-- begin --
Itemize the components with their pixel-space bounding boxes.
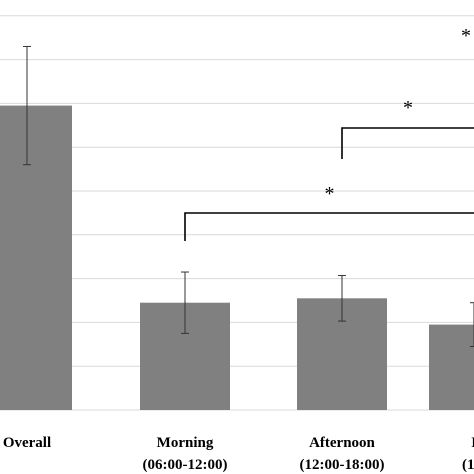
bars: [0, 105, 474, 410]
error-bars: [23, 45, 474, 347]
x-tick-label-morning-line1: Morning: [157, 435, 214, 451]
error-bar-1: [181, 271, 189, 334]
x-tick-label-afternoon-line1: Afternoon: [309, 435, 375, 451]
x-tick-label-morning-line2: (06:00-12:00): [143, 457, 228, 473]
x-tick-labels: Overall Morning (06:00-12:00) Afternoon …: [3, 435, 474, 473]
x-tick-label-afternoon-line2: (12:00-18:00): [300, 457, 385, 473]
significance-brackets: * * *: [184, 25, 474, 241]
x-tick-label-evening-line1: I: [471, 435, 474, 451]
bar-3: [429, 324, 474, 410]
significance-label-1: *: [403, 97, 413, 119]
gridlines: [0, 15, 474, 367]
error-bar-2: [338, 275, 346, 322]
significance-label-2: *: [461, 25, 471, 47]
significance-bracket-1: *: [341, 97, 474, 159]
x-tick-label-evening-line2: (18: [462, 457, 474, 473]
significance-bracket-0: *: [184, 183, 474, 241]
error-bar-3: [470, 302, 474, 347]
significance-label-0: *: [325, 183, 335, 205]
bar-0: [0, 105, 72, 410]
significance-bracket-2: *: [461, 25, 471, 47]
x-tick-label-overall-line1: Overall: [3, 435, 51, 451]
error-bar-0: [23, 45, 31, 166]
-- end --
Render the part of the records that opens with the line containing "bars: [0, 105, 474, 410]" and runs through the end of the records as a JSON list of strings, one string per line, skipping blank lines.

__SOLVED EXERCISE__.
[
  "bars: [0, 105, 474, 410]",
  "error-bars: [23, 45, 474, 347]",
  "x-tick-label-morning-line1: Morning: [157, 435, 214, 451]",
  "error-bar-1: [181, 271, 189, 334]",
  "x-tick-label-afternoon-line1: Afternoon: [309, 435, 375, 451]",
  "x-tick-label-morning-line2: (06:00-12:00): [143, 457, 228, 473]",
  "x-tick-labels: Overall Morning (06:00-12:00) Afternoon …: [3, 435, 474, 473]",
  "x-tick-label-afternoon-line2: (12:00-18:00): [300, 457, 385, 473]",
  "significance-brackets: * * *: [184, 25, 474, 241]",
  "x-tick-label-evening-line1: I: [471, 435, 474, 451]",
  "bar-3: [429, 324, 474, 410]",
  "significance-label-1: *: [403, 97, 413, 119]",
  "gridlines: [0, 15, 474, 367]",
  "error-bar-2: [338, 275, 346, 322]",
  "significance-label-2: *: [461, 25, 471, 47]",
  "significance-bracket-1: *: [341, 97, 474, 159]",
  "x-tick-label-evening-line2: (18: [462, 457, 474, 473]",
  "significance-bracket-0: *: [184, 183, 474, 241]",
  "error-bar-3: [470, 302, 474, 347]",
  "significance-label-0: *: [325, 183, 335, 205]",
  "bar-0: [0, 105, 72, 410]",
  "significance-bracket-2: *: [461, 25, 471, 47]",
  "x-tick-label-overall-line1: Overall: [3, 435, 51, 451]",
  "error-bar-0: [23, 45, 31, 166]"
]